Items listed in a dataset
⁂
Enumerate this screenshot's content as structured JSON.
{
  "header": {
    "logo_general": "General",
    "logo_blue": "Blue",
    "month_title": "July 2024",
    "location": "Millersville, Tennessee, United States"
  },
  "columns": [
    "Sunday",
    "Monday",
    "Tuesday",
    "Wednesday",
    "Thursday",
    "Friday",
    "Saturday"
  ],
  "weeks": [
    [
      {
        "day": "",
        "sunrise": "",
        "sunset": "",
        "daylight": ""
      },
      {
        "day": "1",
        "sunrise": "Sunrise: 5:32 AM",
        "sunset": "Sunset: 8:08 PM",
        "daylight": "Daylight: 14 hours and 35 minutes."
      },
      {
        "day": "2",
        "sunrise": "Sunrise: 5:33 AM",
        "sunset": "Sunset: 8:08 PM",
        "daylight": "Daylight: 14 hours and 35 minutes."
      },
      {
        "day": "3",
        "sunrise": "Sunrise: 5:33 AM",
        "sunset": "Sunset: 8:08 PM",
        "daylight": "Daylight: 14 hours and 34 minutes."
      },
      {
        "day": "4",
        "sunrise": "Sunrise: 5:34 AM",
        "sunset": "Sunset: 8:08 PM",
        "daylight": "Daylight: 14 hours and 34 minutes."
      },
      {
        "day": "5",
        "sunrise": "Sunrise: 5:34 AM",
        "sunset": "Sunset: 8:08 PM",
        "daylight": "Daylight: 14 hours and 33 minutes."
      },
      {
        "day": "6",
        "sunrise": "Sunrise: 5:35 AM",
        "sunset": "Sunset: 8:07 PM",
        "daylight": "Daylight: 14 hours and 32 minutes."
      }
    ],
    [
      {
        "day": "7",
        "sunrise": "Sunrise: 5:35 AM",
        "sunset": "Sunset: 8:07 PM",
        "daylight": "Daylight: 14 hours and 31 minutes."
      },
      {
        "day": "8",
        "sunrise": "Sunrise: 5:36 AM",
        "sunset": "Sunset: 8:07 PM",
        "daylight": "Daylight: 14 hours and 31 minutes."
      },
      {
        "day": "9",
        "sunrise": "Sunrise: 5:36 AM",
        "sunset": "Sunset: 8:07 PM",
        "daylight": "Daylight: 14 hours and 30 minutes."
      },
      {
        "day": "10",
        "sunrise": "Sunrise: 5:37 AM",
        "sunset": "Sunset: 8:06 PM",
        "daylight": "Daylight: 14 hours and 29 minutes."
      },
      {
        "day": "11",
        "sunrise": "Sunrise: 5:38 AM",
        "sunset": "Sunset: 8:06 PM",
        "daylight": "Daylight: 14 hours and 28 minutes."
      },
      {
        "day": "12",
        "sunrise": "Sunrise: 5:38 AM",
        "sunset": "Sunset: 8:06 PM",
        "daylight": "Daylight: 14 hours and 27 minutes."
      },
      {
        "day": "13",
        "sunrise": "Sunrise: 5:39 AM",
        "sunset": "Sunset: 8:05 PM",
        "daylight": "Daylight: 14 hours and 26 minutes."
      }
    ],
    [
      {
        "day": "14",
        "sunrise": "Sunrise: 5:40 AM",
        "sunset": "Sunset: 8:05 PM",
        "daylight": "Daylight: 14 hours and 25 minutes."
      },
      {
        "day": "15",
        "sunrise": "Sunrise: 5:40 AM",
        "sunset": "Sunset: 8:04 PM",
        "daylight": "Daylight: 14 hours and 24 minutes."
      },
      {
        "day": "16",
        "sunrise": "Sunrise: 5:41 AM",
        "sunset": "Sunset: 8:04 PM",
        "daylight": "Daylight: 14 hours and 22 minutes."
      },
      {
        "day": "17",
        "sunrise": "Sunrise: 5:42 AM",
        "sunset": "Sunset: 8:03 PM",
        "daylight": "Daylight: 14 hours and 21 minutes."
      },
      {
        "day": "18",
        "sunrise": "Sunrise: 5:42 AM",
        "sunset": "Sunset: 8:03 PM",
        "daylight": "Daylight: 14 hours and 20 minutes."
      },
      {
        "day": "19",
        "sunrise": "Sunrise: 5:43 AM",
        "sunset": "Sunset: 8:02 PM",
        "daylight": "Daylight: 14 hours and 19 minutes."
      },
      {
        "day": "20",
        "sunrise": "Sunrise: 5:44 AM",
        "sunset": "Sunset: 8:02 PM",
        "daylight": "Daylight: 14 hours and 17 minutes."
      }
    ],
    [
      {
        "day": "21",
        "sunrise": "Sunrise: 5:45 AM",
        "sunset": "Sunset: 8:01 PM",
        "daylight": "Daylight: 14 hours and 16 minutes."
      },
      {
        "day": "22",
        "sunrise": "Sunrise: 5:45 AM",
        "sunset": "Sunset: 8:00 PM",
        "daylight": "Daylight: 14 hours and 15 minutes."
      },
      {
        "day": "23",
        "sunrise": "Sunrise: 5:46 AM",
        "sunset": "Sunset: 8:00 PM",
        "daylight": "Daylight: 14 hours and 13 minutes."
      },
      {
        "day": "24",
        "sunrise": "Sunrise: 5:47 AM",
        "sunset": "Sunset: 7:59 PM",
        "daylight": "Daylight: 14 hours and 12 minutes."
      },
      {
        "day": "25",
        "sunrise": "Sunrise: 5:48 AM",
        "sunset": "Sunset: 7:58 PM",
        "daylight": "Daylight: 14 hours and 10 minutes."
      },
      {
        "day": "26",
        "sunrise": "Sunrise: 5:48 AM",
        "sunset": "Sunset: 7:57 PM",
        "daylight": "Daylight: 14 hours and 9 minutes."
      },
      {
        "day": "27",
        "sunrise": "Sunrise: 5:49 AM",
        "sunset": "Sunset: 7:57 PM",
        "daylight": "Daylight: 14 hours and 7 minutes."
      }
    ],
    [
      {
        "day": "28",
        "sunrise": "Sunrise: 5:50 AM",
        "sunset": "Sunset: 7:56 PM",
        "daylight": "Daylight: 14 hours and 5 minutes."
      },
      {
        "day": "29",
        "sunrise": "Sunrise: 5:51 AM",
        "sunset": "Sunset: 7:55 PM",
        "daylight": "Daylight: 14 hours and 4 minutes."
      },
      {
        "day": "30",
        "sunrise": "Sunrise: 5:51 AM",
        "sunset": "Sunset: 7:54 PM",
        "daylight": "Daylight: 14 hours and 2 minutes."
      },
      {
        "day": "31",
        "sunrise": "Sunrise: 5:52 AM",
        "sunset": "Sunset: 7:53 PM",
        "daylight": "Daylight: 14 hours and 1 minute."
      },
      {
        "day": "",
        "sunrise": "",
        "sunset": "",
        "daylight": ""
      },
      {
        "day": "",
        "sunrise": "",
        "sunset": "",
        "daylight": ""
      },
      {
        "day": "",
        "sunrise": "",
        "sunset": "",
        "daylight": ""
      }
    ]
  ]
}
⁂
◆ Stated problem ◆
Your task is to extract all of the records exactly.

◆ Output below ◆
Enumerate this screenshot's content as structured JSON.
{
  "header": {
    "logo_general": "General",
    "logo_blue": "Blue",
    "month_title": "July 2024",
    "location": "Millersville, Tennessee, United States"
  },
  "columns": [
    "Sunday",
    "Monday",
    "Tuesday",
    "Wednesday",
    "Thursday",
    "Friday",
    "Saturday"
  ],
  "weeks": [
    [
      {
        "day": "",
        "sunrise": "",
        "sunset": "",
        "daylight": ""
      },
      {
        "day": "1",
        "sunrise": "Sunrise: 5:32 AM",
        "sunset": "Sunset: 8:08 PM",
        "daylight": "Daylight: 14 hours and 35 minutes."
      },
      {
        "day": "2",
        "sunrise": "Sunrise: 5:33 AM",
        "sunset": "Sunset: 8:08 PM",
        "daylight": "Daylight: 14 hours and 35 minutes."
      },
      {
        "day": "3",
        "sunrise": "Sunrise: 5:33 AM",
        "sunset": "Sunset: 8:08 PM",
        "daylight": "Daylight: 14 hours and 34 minutes."
      },
      {
        "day": "4",
        "sunrise": "Sunrise: 5:34 AM",
        "sunset": "Sunset: 8:08 PM",
        "daylight": "Daylight: 14 hours and 34 minutes."
      },
      {
        "day": "5",
        "sunrise": "Sunrise: 5:34 AM",
        "sunset": "Sunset: 8:08 PM",
        "daylight": "Daylight: 14 hours and 33 minutes."
      },
      {
        "day": "6",
        "sunrise": "Sunrise: 5:35 AM",
        "sunset": "Sunset: 8:07 PM",
        "daylight": "Daylight: 14 hours and 32 minutes."
      }
    ],
    [
      {
        "day": "7",
        "sunrise": "Sunrise: 5:35 AM",
        "sunset": "Sunset: 8:07 PM",
        "daylight": "Daylight: 14 hours and 31 minutes."
      },
      {
        "day": "8",
        "sunrise": "Sunrise: 5:36 AM",
        "sunset": "Sunset: 8:07 PM",
        "daylight": "Daylight: 14 hours and 31 minutes."
      },
      {
        "day": "9",
        "sunrise": "Sunrise: 5:36 AM",
        "sunset": "Sunset: 8:07 PM",
        "daylight": "Daylight: 14 hours and 30 minutes."
      },
      {
        "day": "10",
        "sunrise": "Sunrise: 5:37 AM",
        "sunset": "Sunset: 8:06 PM",
        "daylight": "Daylight: 14 hours and 29 minutes."
      },
      {
        "day": "11",
        "sunrise": "Sunrise: 5:38 AM",
        "sunset": "Sunset: 8:06 PM",
        "daylight": "Daylight: 14 hours and 28 minutes."
      },
      {
        "day": "12",
        "sunrise": "Sunrise: 5:38 AM",
        "sunset": "Sunset: 8:06 PM",
        "daylight": "Daylight: 14 hours and 27 minutes."
      },
      {
        "day": "13",
        "sunrise": "Sunrise: 5:39 AM",
        "sunset": "Sunset: 8:05 PM",
        "daylight": "Daylight: 14 hours and 26 minutes."
      }
    ],
    [
      {
        "day": "14",
        "sunrise": "Sunrise: 5:40 AM",
        "sunset": "Sunset: 8:05 PM",
        "daylight": "Daylight: 14 hours and 25 minutes."
      },
      {
        "day": "15",
        "sunrise": "Sunrise: 5:40 AM",
        "sunset": "Sunset: 8:04 PM",
        "daylight": "Daylight: 14 hours and 24 minutes."
      },
      {
        "day": "16",
        "sunrise": "Sunrise: 5:41 AM",
        "sunset": "Sunset: 8:04 PM",
        "daylight": "Daylight: 14 hours and 22 minutes."
      },
      {
        "day": "17",
        "sunrise": "Sunrise: 5:42 AM",
        "sunset": "Sunset: 8:03 PM",
        "daylight": "Daylight: 14 hours and 21 minutes."
      },
      {
        "day": "18",
        "sunrise": "Sunrise: 5:42 AM",
        "sunset": "Sunset: 8:03 PM",
        "daylight": "Daylight: 14 hours and 20 minutes."
      },
      {
        "day": "19",
        "sunrise": "Sunrise: 5:43 AM",
        "sunset": "Sunset: 8:02 PM",
        "daylight": "Daylight: 14 hours and 19 minutes."
      },
      {
        "day": "20",
        "sunrise": "Sunrise: 5:44 AM",
        "sunset": "Sunset: 8:02 PM",
        "daylight": "Daylight: 14 hours and 17 minutes."
      }
    ],
    [
      {
        "day": "21",
        "sunrise": "Sunrise: 5:45 AM",
        "sunset": "Sunset: 8:01 PM",
        "daylight": "Daylight: 14 hours and 16 minutes."
      },
      {
        "day": "22",
        "sunrise": "Sunrise: 5:45 AM",
        "sunset": "Sunset: 8:00 PM",
        "daylight": "Daylight: 14 hours and 15 minutes."
      },
      {
        "day": "23",
        "sunrise": "Sunrise: 5:46 AM",
        "sunset": "Sunset: 8:00 PM",
        "daylight": "Daylight: 14 hours and 13 minutes."
      },
      {
        "day": "24",
        "sunrise": "Sunrise: 5:47 AM",
        "sunset": "Sunset: 7:59 PM",
        "daylight": "Daylight: 14 hours and 12 minutes."
      },
      {
        "day": "25",
        "sunrise": "Sunrise: 5:48 AM",
        "sunset": "Sunset: 7:58 PM",
        "daylight": "Daylight: 14 hours and 10 minutes."
      },
      {
        "day": "26",
        "sunrise": "Sunrise: 5:48 AM",
        "sunset": "Sunset: 7:57 PM",
        "daylight": "Daylight: 14 hours and 9 minutes."
      },
      {
        "day": "27",
        "sunrise": "Sunrise: 5:49 AM",
        "sunset": "Sunset: 7:57 PM",
        "daylight": "Daylight: 14 hours and 7 minutes."
      }
    ],
    [
      {
        "day": "28",
        "sunrise": "Sunrise: 5:50 AM",
        "sunset": "Sunset: 7:56 PM",
        "daylight": "Daylight: 14 hours and 5 minutes."
      },
      {
        "day": "29",
        "sunrise": "Sunrise: 5:51 AM",
        "sunset": "Sunset: 7:55 PM",
        "daylight": "Daylight: 14 hours and 4 minutes."
      },
      {
        "day": "30",
        "sunrise": "Sunrise: 5:51 AM",
        "sunset": "Sunset: 7:54 PM",
        "daylight": "Daylight: 14 hours and 2 minutes."
      },
      {
        "day": "31",
        "sunrise": "Sunrise: 5:52 AM",
        "sunset": "Sunset: 7:53 PM",
        "daylight": "Daylight: 14 hours and 1 minute."
      },
      {
        "day": "",
        "sunrise": "",
        "sunset": "",
        "daylight": ""
      },
      {
        "day": "",
        "sunrise": "",
        "sunset": "",
        "daylight": ""
      },
      {
        "day": "",
        "sunrise": "",
        "sunset": "",
        "daylight": ""
      }
    ]
  ]
}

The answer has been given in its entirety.